━━━ MATERIAL

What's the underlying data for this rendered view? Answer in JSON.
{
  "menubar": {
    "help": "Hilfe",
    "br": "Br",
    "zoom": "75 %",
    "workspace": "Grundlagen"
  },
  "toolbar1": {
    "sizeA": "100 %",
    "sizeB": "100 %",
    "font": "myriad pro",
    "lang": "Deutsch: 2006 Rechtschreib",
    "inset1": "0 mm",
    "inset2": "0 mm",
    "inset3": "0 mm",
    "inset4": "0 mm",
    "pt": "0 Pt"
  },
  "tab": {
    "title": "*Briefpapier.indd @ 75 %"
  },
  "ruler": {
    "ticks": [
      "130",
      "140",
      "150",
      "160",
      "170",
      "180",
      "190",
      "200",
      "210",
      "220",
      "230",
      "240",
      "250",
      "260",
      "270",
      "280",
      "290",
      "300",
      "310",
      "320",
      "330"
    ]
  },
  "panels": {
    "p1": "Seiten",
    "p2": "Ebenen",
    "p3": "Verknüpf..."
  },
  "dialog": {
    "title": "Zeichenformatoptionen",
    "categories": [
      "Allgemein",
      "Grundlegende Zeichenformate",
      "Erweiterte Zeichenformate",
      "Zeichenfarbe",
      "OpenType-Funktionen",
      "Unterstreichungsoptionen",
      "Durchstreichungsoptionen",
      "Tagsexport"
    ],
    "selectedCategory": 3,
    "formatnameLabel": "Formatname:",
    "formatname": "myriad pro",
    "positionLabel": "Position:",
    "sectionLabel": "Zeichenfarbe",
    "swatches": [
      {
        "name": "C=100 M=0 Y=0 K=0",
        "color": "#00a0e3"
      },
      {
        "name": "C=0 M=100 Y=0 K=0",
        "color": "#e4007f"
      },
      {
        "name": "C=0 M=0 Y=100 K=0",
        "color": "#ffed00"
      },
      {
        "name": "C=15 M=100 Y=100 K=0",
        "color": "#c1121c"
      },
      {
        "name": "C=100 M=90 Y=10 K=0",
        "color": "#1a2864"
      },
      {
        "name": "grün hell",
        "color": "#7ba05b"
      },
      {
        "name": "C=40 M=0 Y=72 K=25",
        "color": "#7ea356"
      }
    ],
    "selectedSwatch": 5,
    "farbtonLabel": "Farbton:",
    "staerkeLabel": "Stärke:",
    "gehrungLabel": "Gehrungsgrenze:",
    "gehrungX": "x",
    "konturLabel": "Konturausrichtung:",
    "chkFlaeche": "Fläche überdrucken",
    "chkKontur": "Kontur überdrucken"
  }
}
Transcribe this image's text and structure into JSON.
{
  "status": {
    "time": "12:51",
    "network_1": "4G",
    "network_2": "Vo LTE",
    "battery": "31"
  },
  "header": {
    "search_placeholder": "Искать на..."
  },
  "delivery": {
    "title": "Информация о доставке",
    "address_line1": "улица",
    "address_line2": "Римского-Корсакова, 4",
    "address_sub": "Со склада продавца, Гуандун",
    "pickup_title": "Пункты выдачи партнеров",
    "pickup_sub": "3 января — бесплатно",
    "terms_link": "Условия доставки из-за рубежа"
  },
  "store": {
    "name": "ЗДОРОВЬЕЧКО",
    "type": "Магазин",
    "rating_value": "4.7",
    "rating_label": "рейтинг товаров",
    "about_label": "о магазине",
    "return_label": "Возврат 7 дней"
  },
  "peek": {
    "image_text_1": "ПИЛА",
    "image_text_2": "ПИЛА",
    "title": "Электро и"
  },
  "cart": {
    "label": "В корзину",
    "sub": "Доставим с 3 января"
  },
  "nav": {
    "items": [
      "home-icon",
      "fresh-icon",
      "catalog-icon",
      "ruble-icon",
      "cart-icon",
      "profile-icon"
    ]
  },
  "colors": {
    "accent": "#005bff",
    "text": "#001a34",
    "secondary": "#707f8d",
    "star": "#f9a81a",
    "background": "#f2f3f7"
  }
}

━━━━━━

PROBLEM DESCRIPTION
All lines of the data above that include the word "Zeichenformate" must be shown.

WRITTEN REPLY
      "Grundlegende Zeichenformate",
      "Erweiterte Zeichenformate",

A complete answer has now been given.